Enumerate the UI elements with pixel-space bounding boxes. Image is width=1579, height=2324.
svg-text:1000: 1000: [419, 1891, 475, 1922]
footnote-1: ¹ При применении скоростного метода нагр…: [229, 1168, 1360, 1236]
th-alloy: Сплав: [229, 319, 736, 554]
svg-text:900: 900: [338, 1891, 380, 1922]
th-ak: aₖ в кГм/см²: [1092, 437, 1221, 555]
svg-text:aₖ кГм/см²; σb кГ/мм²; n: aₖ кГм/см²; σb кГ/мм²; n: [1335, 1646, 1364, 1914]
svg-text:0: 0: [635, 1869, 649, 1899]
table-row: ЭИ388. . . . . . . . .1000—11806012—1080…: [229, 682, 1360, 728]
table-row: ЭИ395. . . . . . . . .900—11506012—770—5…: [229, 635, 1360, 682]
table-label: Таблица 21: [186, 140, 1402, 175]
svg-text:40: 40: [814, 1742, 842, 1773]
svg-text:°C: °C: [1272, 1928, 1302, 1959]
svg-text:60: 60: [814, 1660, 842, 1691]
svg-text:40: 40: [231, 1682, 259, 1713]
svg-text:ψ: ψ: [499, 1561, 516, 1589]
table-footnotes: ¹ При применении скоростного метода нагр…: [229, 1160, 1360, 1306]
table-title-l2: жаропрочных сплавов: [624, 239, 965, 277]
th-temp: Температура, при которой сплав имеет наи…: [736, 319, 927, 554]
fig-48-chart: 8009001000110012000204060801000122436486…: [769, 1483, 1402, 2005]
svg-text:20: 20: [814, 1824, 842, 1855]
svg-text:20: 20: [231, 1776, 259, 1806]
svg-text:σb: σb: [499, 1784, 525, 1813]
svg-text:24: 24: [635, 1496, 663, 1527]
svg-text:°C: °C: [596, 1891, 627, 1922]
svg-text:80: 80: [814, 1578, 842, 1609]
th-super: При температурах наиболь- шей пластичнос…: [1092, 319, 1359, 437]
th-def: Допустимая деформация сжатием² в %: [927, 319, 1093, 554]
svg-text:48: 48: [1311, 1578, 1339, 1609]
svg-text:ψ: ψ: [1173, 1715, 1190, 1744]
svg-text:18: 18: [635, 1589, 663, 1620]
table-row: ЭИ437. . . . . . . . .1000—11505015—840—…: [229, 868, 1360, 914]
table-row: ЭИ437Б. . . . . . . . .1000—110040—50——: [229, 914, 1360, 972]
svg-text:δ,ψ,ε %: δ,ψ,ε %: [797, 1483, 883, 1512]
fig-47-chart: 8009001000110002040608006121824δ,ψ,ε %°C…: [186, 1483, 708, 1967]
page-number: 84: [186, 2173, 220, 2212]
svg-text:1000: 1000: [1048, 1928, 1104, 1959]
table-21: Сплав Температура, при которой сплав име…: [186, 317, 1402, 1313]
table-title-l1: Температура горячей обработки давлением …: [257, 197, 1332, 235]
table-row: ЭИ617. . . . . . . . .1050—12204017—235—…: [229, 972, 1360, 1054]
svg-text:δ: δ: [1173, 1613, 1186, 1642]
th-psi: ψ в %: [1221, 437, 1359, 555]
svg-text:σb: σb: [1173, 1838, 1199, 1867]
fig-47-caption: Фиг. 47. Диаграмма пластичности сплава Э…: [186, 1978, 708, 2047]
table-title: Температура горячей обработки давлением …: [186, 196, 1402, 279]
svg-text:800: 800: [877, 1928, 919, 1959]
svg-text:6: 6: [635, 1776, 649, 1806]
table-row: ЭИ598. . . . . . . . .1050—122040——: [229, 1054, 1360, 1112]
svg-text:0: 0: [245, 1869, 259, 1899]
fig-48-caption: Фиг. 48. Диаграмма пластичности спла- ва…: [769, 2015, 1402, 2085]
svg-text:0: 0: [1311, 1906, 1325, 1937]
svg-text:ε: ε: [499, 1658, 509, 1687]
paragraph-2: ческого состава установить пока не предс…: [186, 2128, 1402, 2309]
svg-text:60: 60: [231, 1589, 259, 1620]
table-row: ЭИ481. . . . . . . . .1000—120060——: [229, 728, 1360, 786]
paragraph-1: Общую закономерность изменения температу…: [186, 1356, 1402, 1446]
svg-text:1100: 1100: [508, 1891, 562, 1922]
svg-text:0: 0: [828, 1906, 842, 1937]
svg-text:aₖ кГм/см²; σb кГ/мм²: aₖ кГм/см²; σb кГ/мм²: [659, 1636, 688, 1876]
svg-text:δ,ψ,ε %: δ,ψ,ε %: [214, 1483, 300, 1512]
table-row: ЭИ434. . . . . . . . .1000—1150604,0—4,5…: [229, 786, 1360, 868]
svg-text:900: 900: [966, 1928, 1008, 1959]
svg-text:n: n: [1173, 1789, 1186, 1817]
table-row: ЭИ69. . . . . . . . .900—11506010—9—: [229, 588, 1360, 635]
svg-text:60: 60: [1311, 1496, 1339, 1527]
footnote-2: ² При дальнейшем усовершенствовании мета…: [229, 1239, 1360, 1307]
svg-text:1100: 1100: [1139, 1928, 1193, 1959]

**EXERCISE**
Print every line of the data above, with no changes to any of them.

**RESPONSE**
Enumerate the UI elements with pixel-space bounding boxes. Image is width=1579, height=2324.
svg-text:1000: 1000: [419, 1891, 475, 1922]
footnote-1: ¹ При применении скоростного метода нагр…: [229, 1168, 1360, 1236]
th-alloy: Сплав: [229, 319, 736, 554]
svg-text:900: 900: [338, 1891, 380, 1922]
th-ak: aₖ в кГм/см²: [1092, 437, 1221, 555]
svg-text:aₖ кГм/см²; σb кГ/мм²; n: aₖ кГм/см²; σb кГ/мм²; n: [1335, 1646, 1364, 1914]
svg-text:0: 0: [635, 1869, 649, 1899]
table-row: ЭИ388. . . . . . . . .1000—11806012—1080…: [229, 682, 1360, 728]
table-row: ЭИ395. . . . . . . . .900—11506012—770—5…: [229, 635, 1360, 682]
table-label: Таблица 21: [186, 140, 1402, 175]
svg-text:40: 40: [814, 1742, 842, 1773]
svg-text:°C: °C: [1272, 1928, 1302, 1959]
svg-text:60: 60: [814, 1660, 842, 1691]
svg-text:40: 40: [231, 1682, 259, 1713]
svg-text:ψ: ψ: [499, 1561, 516, 1589]
table-footnotes: ¹ При применении скоростного метода нагр…: [229, 1160, 1360, 1306]
table-title-l2: жаропрочных сплавов: [624, 239, 965, 277]
th-temp: Температура, при которой сплав имеет наи…: [736, 319, 927, 554]
fig-48-chart: 8009001000110012000204060801000122436486…: [769, 1483, 1402, 2005]
svg-text:20: 20: [814, 1824, 842, 1855]
svg-text:20: 20: [231, 1776, 259, 1806]
svg-text:σb: σb: [499, 1784, 525, 1813]
svg-text:24: 24: [635, 1496, 663, 1527]
svg-text:°C: °C: [596, 1891, 627, 1922]
svg-text:80: 80: [814, 1578, 842, 1609]
th-super: При температурах наиболь- шей пластичнос…: [1092, 319, 1359, 437]
th-def: Допустимая деформация сжатием² в %: [927, 319, 1093, 554]
svg-text:48: 48: [1311, 1578, 1339, 1609]
svg-text:ψ: ψ: [1173, 1715, 1190, 1744]
svg-text:18: 18: [635, 1589, 663, 1620]
table-row: ЭИ437. . . . . . . . .1000—11505015—840—…: [229, 868, 1360, 914]
table-row: ЭИ437Б. . . . . . . . .1000—110040—50——: [229, 914, 1360, 972]
svg-text:δ,ψ,ε %: δ,ψ,ε %: [797, 1483, 883, 1512]
fig-47-chart: 8009001000110002040608006121824δ,ψ,ε %°C…: [186, 1483, 708, 1967]
page-number: 84: [186, 2173, 220, 2212]
svg-text:1000: 1000: [1048, 1928, 1104, 1959]
table-21: Сплав Температура, при которой сплав име…: [186, 317, 1402, 1313]
table-title-l1: Температура горячей обработки давлением …: [257, 197, 1332, 235]
table-row: ЭИ617. . . . . . . . .1050—12204017—235—…: [229, 972, 1360, 1054]
svg-text:δ: δ: [1173, 1613, 1186, 1642]
th-psi: ψ в %: [1221, 437, 1359, 555]
svg-text:σb: σb: [1173, 1838, 1199, 1867]
fig-47-caption: Фиг. 47. Диаграмма пластичности сплава Э…: [186, 1978, 708, 2047]
table-title: Температура горячей обработки давлением …: [186, 196, 1402, 279]
svg-text:800: 800: [877, 1928, 919, 1959]
svg-text:6: 6: [635, 1776, 649, 1806]
table-row: ЭИ598. . . . . . . . .1050—122040——: [229, 1054, 1360, 1112]
svg-text:0: 0: [245, 1869, 259, 1899]
fig-48-caption: Фиг. 48. Диаграмма пластичности спла- ва…: [769, 2015, 1402, 2085]
svg-text:0: 0: [1311, 1906, 1325, 1937]
svg-text:ε: ε: [499, 1658, 509, 1687]
paragraph-2: ческого состава установить пока не предс…: [186, 2128, 1402, 2309]
svg-text:60: 60: [231, 1589, 259, 1620]
table-row: ЭИ481. . . . . . . . .1000—120060——: [229, 728, 1360, 786]
paragraph-1: Общую закономерность изменения температу…: [186, 1356, 1402, 1446]
svg-text:1100: 1100: [508, 1891, 562, 1922]
svg-text:0: 0: [828, 1906, 842, 1937]
svg-text:aₖ кГм/см²; σb кГ/мм²: aₖ кГм/см²; σb кГ/мм²: [659, 1636, 688, 1876]
svg-text:δ,ψ,ε %: δ,ψ,ε %: [214, 1483, 300, 1512]
table-row: ЭИ434. . . . . . . . .1000—1150604,0—4,5…: [229, 786, 1360, 868]
svg-text:900: 900: [966, 1928, 1008, 1959]
svg-text:n: n: [1173, 1789, 1186, 1817]
table-row: ЭИ69. . . . . . . . .900—11506010—9—: [229, 588, 1360, 635]
svg-text:60: 60: [1311, 1496, 1339, 1527]
footnote-2: ² При дальнейшем усовершенствовании мета…: [229, 1239, 1360, 1307]
svg-text:1100: 1100: [1139, 1928, 1193, 1959]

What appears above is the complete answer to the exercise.